● **WHAT YOU SHOULD DO**
Find the lines with "Valor" in them and copy them out.

● **DATA TO USE**
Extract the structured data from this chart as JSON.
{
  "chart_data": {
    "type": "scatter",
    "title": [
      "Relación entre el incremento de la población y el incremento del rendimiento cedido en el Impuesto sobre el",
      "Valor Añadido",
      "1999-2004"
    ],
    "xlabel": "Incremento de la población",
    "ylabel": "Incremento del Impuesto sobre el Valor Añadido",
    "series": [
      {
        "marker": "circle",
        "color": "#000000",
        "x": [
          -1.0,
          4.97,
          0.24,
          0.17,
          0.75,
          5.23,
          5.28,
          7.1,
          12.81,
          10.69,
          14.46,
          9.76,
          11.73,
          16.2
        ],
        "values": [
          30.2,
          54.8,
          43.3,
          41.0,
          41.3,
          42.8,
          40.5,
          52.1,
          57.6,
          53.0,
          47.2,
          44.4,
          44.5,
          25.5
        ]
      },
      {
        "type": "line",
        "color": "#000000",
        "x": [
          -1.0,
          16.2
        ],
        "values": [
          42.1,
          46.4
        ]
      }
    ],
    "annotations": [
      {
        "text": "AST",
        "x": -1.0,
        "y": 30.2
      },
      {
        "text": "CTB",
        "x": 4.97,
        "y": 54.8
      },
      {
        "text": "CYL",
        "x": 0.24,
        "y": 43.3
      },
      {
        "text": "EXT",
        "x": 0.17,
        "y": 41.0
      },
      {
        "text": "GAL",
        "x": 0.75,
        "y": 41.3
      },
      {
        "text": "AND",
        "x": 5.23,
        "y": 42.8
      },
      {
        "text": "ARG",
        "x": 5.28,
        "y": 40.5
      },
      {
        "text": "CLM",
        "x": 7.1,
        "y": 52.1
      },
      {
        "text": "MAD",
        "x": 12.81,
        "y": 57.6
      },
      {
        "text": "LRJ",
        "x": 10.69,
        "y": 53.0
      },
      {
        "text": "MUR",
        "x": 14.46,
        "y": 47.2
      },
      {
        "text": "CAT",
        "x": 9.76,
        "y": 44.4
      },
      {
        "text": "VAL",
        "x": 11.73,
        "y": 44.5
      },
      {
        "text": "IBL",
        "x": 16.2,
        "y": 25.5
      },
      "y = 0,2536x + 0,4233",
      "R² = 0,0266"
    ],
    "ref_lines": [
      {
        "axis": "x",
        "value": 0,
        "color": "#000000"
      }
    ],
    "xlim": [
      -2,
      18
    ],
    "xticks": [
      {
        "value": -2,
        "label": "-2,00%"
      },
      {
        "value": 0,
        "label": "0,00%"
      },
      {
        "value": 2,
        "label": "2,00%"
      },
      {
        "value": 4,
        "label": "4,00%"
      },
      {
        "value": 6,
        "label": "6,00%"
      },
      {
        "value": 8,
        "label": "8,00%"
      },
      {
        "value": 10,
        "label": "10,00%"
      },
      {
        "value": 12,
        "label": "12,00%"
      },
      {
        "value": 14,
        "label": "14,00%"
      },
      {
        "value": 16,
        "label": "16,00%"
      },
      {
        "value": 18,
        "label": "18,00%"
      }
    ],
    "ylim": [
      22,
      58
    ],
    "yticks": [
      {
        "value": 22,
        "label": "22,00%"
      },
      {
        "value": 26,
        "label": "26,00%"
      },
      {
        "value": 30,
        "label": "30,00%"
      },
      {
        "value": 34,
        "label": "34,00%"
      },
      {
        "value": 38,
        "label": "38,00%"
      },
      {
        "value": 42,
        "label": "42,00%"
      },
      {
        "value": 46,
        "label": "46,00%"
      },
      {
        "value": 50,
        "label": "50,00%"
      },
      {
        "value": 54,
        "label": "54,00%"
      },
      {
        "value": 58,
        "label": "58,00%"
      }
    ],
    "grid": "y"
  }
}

● **FINAL RESULT**
      "Valor Añadido",
    "ylabel": "Incremento del Impuesto sobre el Valor Añadido",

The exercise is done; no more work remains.